- _Document passage_:
>>

Beneath Do It’s unabashed enthusiasm for written instruction are darker spaces where living artists confront the instructions of artists past. So Louise Bourgeois’ instruction ‘Smile at the Stranger’ is submerged in shadow via Tracey Emin, who instead proffers: "I smile at a stranger, the stranger I know, but they didn’t smile back…" Do It derives its artistic force from this idea of a living score and the art of interpretation.

But Obrist’s collective of stellar names might easily induce sickening overload. Yoko Ono instructs us to "make a wish. Write it down on a piece of paper. Fold it and tie it around a branch of a wish tree." Elsewhere, Olafur Eliasson’s Your mindful meteorite positions a piece of space rock in front of half silvered glass. I last encountered the Scandinavian artist dealing with similarly cosmic themes back in his 2003 The weather project which bathed the Tate Modern’s Turbine Hall in dampened sunlight. Here he notes that this is the first time the observer will have touched something from beyond the earth. "Take your asteroid perspective," Eliasson advises. "Be outside and inside yourself at the same time, present in the multiverse. Become an asteroid. Do it."

<<

- _Short task 1_: According to the passage on the Do It exhibition, which space did Olafur Eliasson's The weather project bathe in dampened sunlight?
- _Short task 2_: Continue the passage on the Do It exhibition from its last sentence.
The listing after this point is separate material and has no connection to the passage on the Do It exhibition.

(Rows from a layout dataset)
>>

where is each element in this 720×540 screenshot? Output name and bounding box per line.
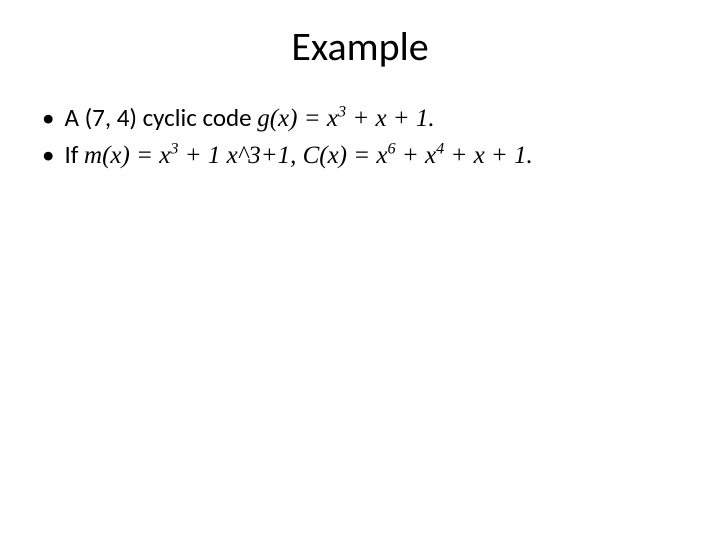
list-item: • If m(x) = x3 + 1 x^3+1, C(x) = x6 + x4… xyxy=(42,138,690,173)
bullet-text: If m(x) = x3 + 1 x^3+1, C(x) = x6 + x4 +… xyxy=(64,138,532,173)
page-title: Example xyxy=(0,0,720,101)
math-expression: m(x) = x3 + 1 x^3+1, C(x) = x6 + x4 + x … xyxy=(84,142,533,169)
math-expression: g(x) = x3 + x + 1. xyxy=(257,105,434,132)
content-area: • A (7, 4) cyclic code g(x) = x3 + x + 1… xyxy=(0,101,720,173)
bullet-text: A (7, 4) cyclic code g(x) = x3 + x + 1. xyxy=(64,101,434,136)
list-item: • A (7, 4) cyclic code g(x) = x3 + x + 1… xyxy=(42,101,690,136)
text-prefix: A (7, 4) cyclic code xyxy=(64,102,257,133)
bullet-marker: • xyxy=(42,101,54,135)
text-prefix: If xyxy=(64,139,84,170)
slide-container: Example • A (7, 4) cyclic code g(x) = x3… xyxy=(0,0,720,540)
bullet-marker: • xyxy=(42,138,54,172)
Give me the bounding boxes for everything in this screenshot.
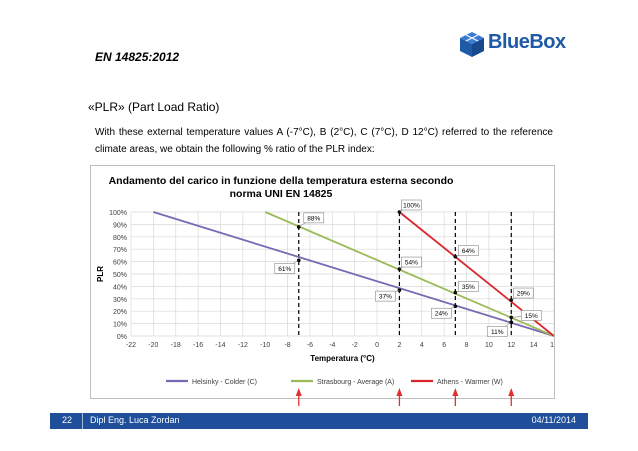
annotation-box <box>401 199 422 211</box>
x-tick-label: -18 <box>171 342 181 349</box>
x-tick-label: 12 <box>507 342 515 349</box>
bluebox-logo: BlueBox <box>458 30 598 58</box>
annotation-label: 35% <box>462 284 475 291</box>
cube-icon <box>460 32 484 57</box>
annotation-label: 15% <box>525 313 538 320</box>
legend-label-1: Strasbourg - Average (A) <box>317 379 394 386</box>
chart-svg: Andamento del carico in funzione della t… <box>96 175 554 386</box>
annotation-box <box>274 263 296 274</box>
intro-paragraph: With these external temperature values A… <box>95 127 553 155</box>
x-tick-label: 6 <box>442 342 446 349</box>
footer-bar: 22 Dipl Eng. Luca Zordan 04/11/2014 <box>50 413 588 429</box>
logo-text: BlueBox <box>488 31 566 53</box>
y-tick-label: 70% <box>113 247 127 254</box>
annotation-box <box>486 326 508 337</box>
x-tick-label: 2 <box>397 342 401 349</box>
y-tick-label: 40% <box>113 284 127 291</box>
series-line-1 <box>264 211 554 337</box>
y-tick-label: 100% <box>109 210 127 217</box>
annotation-label: 54% <box>405 260 418 267</box>
x-tick-label: 8 <box>465 342 469 349</box>
x-tick-label: 14 <box>530 342 538 349</box>
x-tick-label: -6 <box>307 342 313 349</box>
x-axis-label: Temperatura (°C) <box>310 354 375 363</box>
y-tick-label: 0% <box>117 334 127 341</box>
y-tick-label: 50% <box>113 272 127 279</box>
annotation-point <box>453 254 458 259</box>
y-tick-label: 90% <box>113 222 127 229</box>
plr-chart: Andamento del carico in funzione della t… <box>90 165 555 399</box>
legend-label-0: Helsinky - Colder (C) <box>192 379 257 386</box>
x-tick-label: 16 <box>550 342 554 349</box>
y-tick-label: 60% <box>113 260 127 267</box>
x-tick-label: -22 <box>126 342 136 349</box>
annotation-box <box>458 245 479 256</box>
y-tick-label: 80% <box>113 235 127 242</box>
chart-title-line-1: Andamento del carico in funzione della t… <box>109 175 454 187</box>
footer-divider <box>82 413 83 429</box>
y-tick-label: 30% <box>113 297 127 304</box>
page-number: 22 <box>62 415 73 425</box>
annotation-box <box>520 310 542 321</box>
x-tick-label: -10 <box>260 342 270 349</box>
annotation-label: 37% <box>379 294 392 301</box>
x-tick-label: -20 <box>148 342 158 349</box>
annotation-label: 100% <box>403 203 420 210</box>
annotation-label: 29% <box>517 291 530 298</box>
x-tick-label: 4 <box>420 342 424 349</box>
legend-label-2: Athens - Warmer (W) <box>437 379 503 386</box>
annotation-label: 24% <box>435 311 448 318</box>
x-tick-label: 0 <box>375 342 379 349</box>
series-line-0 <box>153 211 554 337</box>
y-axis-label: PLR <box>96 266 105 282</box>
annotation-point <box>296 258 301 263</box>
annotation-point <box>296 225 301 229</box>
x-tick-label: -8 <box>284 342 290 349</box>
annotation-point <box>509 320 514 325</box>
y-tick-label: 10% <box>113 322 127 329</box>
x-tick-label: -12 <box>238 342 248 349</box>
annotation-box <box>303 212 325 224</box>
annotation-box <box>431 307 452 319</box>
y-tick-label: 20% <box>113 309 127 316</box>
x-tick-label: -2 <box>352 342 358 349</box>
annotation-label: 11% <box>491 329 504 336</box>
author-name: Dipl Eng. Luca Zordan <box>90 415 180 425</box>
annotation-point <box>453 304 458 309</box>
x-tick-label: -14 <box>215 342 225 349</box>
annotation-label: 88% <box>307 215 320 222</box>
annotation-box <box>375 290 396 302</box>
annotation-box <box>458 281 479 292</box>
annotation-point <box>397 288 402 292</box>
presentation-date: 04/11/2014 <box>531 415 576 425</box>
x-tick-label: 10 <box>485 342 493 349</box>
annotation-label: 64% <box>462 248 475 255</box>
section-title: «PLR» (Part Load Ratio) <box>88 100 220 114</box>
annotation-box <box>401 256 422 268</box>
x-tick-label: -16 <box>193 342 203 349</box>
chart-title-line-2: norma UNI EN 14825 <box>230 188 333 200</box>
x-tick-label: -4 <box>329 342 335 349</box>
annotation-box <box>512 287 534 299</box>
annotation-label: 61% <box>278 266 291 273</box>
standard-label: EN 14825:2012 <box>95 50 180 64</box>
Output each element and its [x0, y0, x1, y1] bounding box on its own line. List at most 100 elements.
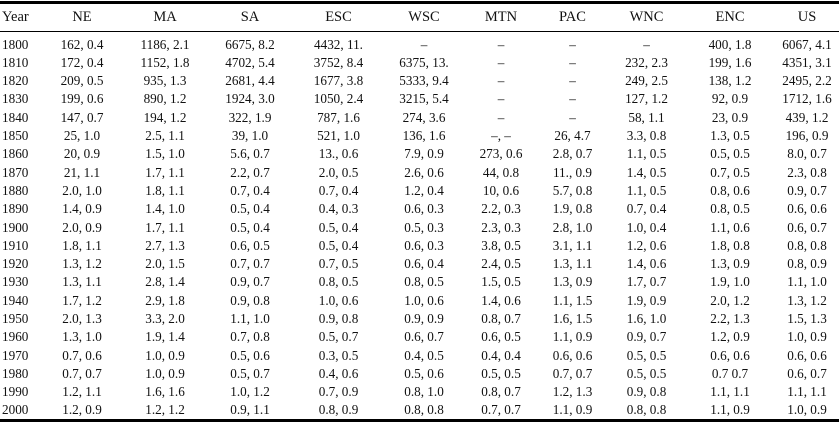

<<

- _Right answer 1_: The Tate Modern's Turbine Hall.

- _Right answer 2_:
Obrist, who in 2009 topped ArtReview’s Power 100 list, deftly plays his part as the art world’s guru. But the exercise in self-delusion begins as Obrist seeks to relate Do It’s open curatorial model to a particular sense of activism. "The instructions from the last couple of years have a kind of parallel energy to Occupy Wall Street," he told ARTnews.

Perhaps Do It’s subversive potential is at its most tangible in a set of instructions from the dissident Chinese artist Ai Weiwei on how to tackle a CCTV surveillance camera, utilising a spray paint can, pole and corkscrew. Elsewhere, Suzanne Lacy’s Cleaning Conditions seeks to bring museum staff together in "cleaning actions" and "cross-sector meetings" as a consciousness-raiser over low-paid working conditions.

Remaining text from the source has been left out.